(Stored items)
□ □ □
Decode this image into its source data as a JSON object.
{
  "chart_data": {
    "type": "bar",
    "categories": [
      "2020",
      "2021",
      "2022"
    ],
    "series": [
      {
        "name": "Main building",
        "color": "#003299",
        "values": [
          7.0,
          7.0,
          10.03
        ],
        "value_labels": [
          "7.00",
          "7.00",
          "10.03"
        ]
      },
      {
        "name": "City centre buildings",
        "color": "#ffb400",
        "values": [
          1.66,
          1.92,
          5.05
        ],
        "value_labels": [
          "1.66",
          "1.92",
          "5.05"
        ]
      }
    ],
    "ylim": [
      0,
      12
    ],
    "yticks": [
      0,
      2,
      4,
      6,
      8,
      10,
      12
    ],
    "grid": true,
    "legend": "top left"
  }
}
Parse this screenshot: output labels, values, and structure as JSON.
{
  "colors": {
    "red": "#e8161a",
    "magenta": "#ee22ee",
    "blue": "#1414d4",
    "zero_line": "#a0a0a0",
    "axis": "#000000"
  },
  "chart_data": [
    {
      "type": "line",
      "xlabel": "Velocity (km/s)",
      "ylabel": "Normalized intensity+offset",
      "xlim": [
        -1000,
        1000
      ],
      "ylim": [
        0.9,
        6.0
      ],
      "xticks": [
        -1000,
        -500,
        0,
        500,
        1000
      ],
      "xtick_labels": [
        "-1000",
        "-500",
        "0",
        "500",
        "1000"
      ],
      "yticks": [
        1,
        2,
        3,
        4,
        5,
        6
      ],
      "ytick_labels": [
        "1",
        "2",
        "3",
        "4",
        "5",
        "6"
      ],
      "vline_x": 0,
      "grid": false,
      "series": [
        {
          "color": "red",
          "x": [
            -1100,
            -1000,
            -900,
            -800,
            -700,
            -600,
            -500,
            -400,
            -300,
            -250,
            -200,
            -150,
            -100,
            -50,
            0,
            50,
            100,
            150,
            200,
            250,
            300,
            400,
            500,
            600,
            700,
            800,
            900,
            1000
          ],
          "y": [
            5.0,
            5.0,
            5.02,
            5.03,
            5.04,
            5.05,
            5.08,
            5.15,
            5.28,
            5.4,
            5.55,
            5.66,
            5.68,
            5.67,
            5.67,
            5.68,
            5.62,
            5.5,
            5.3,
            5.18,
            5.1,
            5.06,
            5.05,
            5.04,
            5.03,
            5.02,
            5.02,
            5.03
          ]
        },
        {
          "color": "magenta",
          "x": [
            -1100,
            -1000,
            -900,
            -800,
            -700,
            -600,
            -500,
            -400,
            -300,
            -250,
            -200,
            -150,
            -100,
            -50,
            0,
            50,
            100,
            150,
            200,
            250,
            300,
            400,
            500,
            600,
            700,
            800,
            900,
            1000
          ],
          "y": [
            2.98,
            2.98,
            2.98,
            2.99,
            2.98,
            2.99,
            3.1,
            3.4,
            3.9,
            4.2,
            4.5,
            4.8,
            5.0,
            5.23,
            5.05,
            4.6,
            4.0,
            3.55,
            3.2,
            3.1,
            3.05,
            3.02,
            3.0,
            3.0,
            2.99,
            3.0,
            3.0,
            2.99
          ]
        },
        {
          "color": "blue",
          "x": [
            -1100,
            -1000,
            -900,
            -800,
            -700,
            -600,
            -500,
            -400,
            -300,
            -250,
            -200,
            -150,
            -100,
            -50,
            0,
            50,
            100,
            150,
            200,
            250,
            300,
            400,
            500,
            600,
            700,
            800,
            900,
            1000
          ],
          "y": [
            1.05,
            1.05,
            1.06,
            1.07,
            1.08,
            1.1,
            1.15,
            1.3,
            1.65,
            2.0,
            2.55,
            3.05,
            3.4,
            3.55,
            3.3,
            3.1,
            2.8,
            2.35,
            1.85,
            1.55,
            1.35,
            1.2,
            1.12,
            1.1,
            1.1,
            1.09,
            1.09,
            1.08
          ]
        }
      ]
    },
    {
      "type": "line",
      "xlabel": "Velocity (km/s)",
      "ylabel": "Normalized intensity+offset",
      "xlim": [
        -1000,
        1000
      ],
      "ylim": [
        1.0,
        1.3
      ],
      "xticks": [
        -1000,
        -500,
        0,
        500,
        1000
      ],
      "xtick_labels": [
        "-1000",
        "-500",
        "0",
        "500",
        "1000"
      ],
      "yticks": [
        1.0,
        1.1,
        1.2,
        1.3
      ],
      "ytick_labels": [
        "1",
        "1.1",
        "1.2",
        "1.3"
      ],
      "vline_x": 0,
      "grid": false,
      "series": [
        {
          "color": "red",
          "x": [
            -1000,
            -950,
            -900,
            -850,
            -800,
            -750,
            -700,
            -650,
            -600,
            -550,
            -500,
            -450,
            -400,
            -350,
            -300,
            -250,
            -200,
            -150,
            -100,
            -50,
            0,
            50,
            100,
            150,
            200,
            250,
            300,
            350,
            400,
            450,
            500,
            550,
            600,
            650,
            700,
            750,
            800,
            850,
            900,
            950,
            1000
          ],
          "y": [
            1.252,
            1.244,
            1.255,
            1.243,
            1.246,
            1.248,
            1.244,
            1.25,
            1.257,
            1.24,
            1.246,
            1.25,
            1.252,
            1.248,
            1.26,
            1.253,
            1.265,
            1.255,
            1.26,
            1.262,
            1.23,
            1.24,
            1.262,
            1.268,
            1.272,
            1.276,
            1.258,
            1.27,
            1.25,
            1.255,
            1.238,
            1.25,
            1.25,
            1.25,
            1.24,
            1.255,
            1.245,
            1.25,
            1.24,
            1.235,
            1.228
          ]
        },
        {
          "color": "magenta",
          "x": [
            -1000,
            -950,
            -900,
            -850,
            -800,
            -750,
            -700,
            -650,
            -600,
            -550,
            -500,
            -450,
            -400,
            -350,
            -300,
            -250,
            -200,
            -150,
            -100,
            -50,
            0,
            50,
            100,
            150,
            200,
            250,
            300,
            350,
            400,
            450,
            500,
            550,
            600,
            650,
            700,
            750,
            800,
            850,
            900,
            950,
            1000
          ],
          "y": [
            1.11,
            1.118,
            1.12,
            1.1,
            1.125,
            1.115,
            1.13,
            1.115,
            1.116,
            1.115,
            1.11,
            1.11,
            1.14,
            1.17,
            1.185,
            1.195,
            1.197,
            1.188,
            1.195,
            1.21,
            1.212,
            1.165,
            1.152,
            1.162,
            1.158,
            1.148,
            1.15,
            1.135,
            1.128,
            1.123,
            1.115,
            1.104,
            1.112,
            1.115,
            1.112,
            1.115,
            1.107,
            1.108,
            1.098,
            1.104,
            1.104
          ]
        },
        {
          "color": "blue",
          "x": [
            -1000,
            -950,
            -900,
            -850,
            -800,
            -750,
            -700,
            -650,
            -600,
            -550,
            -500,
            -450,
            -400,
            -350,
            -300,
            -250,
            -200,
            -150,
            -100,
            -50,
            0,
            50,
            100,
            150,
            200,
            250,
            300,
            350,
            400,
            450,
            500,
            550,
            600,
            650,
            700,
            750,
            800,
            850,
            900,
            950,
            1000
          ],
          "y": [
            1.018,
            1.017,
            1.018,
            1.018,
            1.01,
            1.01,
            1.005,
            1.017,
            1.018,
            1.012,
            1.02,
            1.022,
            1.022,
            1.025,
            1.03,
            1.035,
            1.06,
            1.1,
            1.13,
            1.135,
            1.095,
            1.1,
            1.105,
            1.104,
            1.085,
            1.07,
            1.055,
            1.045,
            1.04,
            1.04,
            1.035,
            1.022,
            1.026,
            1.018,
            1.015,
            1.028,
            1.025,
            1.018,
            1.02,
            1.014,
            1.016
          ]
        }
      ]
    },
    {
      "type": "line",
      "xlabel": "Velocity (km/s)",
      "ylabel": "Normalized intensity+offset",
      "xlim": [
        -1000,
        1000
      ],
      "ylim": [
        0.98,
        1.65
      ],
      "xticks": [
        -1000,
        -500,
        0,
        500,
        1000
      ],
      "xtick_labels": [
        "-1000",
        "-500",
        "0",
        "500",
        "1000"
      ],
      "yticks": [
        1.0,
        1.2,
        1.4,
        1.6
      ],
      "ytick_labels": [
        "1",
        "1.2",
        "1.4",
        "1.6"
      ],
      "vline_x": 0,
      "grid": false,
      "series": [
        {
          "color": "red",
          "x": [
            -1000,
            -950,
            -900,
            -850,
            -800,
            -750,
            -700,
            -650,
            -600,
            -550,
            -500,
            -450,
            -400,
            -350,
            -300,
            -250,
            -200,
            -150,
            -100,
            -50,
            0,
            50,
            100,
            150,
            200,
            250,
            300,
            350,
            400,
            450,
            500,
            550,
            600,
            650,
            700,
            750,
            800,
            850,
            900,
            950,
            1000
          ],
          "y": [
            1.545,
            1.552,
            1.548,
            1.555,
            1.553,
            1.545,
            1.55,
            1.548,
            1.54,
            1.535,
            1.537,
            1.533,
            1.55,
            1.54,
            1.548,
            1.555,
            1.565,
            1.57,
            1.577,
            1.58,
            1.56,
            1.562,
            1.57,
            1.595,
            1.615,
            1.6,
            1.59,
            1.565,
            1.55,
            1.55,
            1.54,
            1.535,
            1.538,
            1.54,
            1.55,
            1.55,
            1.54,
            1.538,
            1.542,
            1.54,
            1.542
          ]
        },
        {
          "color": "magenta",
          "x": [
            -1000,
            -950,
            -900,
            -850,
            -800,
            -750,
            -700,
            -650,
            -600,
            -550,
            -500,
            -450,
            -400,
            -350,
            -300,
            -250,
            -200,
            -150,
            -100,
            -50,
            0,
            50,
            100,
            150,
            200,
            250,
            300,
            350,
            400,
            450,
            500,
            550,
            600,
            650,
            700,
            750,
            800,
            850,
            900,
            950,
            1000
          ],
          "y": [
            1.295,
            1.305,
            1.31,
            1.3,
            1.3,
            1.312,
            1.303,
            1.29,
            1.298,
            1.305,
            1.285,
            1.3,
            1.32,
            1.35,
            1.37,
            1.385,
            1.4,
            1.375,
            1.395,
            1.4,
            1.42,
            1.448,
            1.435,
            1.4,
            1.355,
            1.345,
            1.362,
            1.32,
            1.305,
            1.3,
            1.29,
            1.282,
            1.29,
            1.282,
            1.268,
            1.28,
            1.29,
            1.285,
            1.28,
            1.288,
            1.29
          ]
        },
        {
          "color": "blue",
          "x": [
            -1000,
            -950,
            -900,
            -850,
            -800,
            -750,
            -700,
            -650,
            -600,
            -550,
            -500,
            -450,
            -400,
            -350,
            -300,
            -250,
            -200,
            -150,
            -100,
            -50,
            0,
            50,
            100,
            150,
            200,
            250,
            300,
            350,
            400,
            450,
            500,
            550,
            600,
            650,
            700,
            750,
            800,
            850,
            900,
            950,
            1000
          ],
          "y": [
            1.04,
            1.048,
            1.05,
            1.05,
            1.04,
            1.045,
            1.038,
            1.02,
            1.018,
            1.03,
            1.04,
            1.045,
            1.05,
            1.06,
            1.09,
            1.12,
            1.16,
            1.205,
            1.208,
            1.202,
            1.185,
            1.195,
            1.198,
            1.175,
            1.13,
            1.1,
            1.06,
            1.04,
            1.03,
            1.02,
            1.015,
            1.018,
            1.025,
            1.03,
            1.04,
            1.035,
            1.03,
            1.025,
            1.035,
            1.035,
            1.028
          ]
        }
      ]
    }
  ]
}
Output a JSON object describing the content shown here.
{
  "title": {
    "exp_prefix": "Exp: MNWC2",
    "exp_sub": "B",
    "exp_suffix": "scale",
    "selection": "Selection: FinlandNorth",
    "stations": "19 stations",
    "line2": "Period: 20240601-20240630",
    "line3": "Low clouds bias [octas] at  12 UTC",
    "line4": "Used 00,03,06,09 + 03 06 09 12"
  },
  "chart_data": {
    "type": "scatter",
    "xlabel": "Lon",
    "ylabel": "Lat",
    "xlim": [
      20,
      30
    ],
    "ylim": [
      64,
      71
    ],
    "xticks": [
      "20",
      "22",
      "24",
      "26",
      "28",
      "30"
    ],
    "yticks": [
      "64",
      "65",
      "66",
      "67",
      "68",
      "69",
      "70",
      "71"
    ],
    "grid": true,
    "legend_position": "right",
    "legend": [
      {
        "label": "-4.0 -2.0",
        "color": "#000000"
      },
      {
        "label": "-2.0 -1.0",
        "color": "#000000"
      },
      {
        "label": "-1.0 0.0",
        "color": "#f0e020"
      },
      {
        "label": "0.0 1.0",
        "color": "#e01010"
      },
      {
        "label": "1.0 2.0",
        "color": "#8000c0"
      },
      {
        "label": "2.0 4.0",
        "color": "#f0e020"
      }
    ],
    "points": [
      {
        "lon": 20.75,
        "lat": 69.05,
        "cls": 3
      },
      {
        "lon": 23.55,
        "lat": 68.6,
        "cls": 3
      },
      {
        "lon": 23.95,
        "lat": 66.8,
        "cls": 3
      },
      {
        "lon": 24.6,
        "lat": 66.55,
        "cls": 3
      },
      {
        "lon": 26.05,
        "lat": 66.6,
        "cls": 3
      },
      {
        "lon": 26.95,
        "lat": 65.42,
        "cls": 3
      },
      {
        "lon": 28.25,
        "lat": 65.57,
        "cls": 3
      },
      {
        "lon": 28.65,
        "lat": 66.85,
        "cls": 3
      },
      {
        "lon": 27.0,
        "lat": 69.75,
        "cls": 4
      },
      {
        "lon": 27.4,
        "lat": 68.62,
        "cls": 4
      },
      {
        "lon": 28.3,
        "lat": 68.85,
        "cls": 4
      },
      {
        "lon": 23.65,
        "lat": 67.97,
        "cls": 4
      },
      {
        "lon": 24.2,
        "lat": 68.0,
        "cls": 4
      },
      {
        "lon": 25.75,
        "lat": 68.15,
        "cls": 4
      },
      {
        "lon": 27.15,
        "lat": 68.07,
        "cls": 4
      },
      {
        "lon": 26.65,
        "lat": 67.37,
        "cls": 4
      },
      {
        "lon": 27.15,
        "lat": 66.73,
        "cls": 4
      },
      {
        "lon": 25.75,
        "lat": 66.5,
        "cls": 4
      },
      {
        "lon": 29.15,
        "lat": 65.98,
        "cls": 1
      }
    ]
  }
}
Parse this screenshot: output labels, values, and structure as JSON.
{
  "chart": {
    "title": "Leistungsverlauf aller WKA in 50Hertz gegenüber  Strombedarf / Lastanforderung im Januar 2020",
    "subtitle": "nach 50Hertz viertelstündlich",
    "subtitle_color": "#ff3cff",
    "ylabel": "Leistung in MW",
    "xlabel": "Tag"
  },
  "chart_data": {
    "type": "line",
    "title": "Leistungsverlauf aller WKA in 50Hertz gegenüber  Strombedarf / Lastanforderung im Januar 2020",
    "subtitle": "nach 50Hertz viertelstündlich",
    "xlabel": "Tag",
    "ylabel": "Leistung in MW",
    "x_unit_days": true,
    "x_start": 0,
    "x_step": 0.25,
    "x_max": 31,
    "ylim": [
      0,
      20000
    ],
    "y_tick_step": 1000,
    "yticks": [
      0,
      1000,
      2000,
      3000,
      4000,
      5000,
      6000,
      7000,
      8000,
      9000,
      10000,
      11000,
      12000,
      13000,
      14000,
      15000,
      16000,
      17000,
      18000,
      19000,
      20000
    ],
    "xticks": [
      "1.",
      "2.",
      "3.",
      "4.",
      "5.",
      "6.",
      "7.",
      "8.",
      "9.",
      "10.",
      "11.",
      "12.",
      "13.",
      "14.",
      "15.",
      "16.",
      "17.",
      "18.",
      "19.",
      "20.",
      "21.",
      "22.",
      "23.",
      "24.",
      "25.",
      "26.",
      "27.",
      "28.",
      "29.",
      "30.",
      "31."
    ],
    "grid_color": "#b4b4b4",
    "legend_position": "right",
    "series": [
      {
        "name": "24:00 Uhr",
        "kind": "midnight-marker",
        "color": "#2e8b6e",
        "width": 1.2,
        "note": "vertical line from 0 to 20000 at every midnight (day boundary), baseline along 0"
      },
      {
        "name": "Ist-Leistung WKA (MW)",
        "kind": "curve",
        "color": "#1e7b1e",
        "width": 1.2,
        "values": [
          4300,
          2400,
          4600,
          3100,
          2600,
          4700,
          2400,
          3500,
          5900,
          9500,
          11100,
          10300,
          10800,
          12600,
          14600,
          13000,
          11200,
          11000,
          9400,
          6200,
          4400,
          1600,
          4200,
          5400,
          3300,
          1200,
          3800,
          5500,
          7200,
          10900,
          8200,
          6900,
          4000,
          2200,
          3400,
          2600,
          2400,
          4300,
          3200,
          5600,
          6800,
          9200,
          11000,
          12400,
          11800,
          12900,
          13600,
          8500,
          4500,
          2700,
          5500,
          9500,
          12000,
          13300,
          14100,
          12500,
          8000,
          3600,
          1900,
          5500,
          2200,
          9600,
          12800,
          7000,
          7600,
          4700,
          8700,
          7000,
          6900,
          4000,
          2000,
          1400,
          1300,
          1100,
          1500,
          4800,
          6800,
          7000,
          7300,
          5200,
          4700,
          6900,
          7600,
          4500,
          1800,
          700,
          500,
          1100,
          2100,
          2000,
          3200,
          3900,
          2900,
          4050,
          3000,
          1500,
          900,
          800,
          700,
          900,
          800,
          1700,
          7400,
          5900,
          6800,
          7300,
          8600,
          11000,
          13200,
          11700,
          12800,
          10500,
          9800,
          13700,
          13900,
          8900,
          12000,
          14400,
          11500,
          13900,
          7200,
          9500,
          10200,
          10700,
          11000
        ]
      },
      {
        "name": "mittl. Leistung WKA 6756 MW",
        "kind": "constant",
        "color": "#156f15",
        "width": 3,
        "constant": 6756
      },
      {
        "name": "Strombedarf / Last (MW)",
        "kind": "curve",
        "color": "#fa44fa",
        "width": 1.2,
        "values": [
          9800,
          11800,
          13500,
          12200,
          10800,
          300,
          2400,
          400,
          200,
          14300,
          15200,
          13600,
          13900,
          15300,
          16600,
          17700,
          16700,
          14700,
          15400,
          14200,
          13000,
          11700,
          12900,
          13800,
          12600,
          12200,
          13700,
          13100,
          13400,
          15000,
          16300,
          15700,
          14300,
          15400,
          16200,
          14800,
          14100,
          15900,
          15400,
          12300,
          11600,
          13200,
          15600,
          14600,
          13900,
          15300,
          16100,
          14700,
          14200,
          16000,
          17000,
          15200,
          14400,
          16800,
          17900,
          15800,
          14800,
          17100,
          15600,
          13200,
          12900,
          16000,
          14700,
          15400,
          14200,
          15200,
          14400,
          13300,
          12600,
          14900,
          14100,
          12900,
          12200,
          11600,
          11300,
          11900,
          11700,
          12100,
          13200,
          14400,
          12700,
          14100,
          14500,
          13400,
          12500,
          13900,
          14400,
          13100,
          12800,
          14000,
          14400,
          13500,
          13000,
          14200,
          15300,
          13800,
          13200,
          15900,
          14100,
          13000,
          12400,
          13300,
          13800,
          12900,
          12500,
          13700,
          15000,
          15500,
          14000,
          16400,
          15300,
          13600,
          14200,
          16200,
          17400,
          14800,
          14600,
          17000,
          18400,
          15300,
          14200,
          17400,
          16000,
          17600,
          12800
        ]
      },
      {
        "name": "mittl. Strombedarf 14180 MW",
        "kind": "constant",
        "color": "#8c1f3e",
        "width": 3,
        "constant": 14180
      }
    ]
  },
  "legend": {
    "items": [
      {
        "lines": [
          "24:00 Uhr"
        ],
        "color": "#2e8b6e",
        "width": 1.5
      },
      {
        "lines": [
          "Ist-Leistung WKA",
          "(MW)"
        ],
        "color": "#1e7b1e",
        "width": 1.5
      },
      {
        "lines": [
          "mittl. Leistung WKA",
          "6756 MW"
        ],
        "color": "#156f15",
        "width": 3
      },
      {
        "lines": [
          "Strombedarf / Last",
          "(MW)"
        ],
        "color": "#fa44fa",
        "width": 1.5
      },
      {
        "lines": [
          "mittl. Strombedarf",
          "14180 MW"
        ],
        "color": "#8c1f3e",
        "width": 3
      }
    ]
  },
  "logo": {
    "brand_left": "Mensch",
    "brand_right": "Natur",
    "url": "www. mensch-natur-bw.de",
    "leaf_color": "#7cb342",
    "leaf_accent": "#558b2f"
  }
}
□ □ □
* _STATED EXERCISE_
List all lines above in which the string "name" appears.

* _EXPECTED OUTPUT_
        "name": "Main building",
        "name": "City centre buildings",
        "name": "24:00 Uhr",
        "name": "Ist-Leistung WKA (MW)",
        "name": "mittl. Leistung WKA 6756 MW",
        "name": "Strombedarf / Last (MW)",
        "name": "mittl. Strombedarf 14180 MW",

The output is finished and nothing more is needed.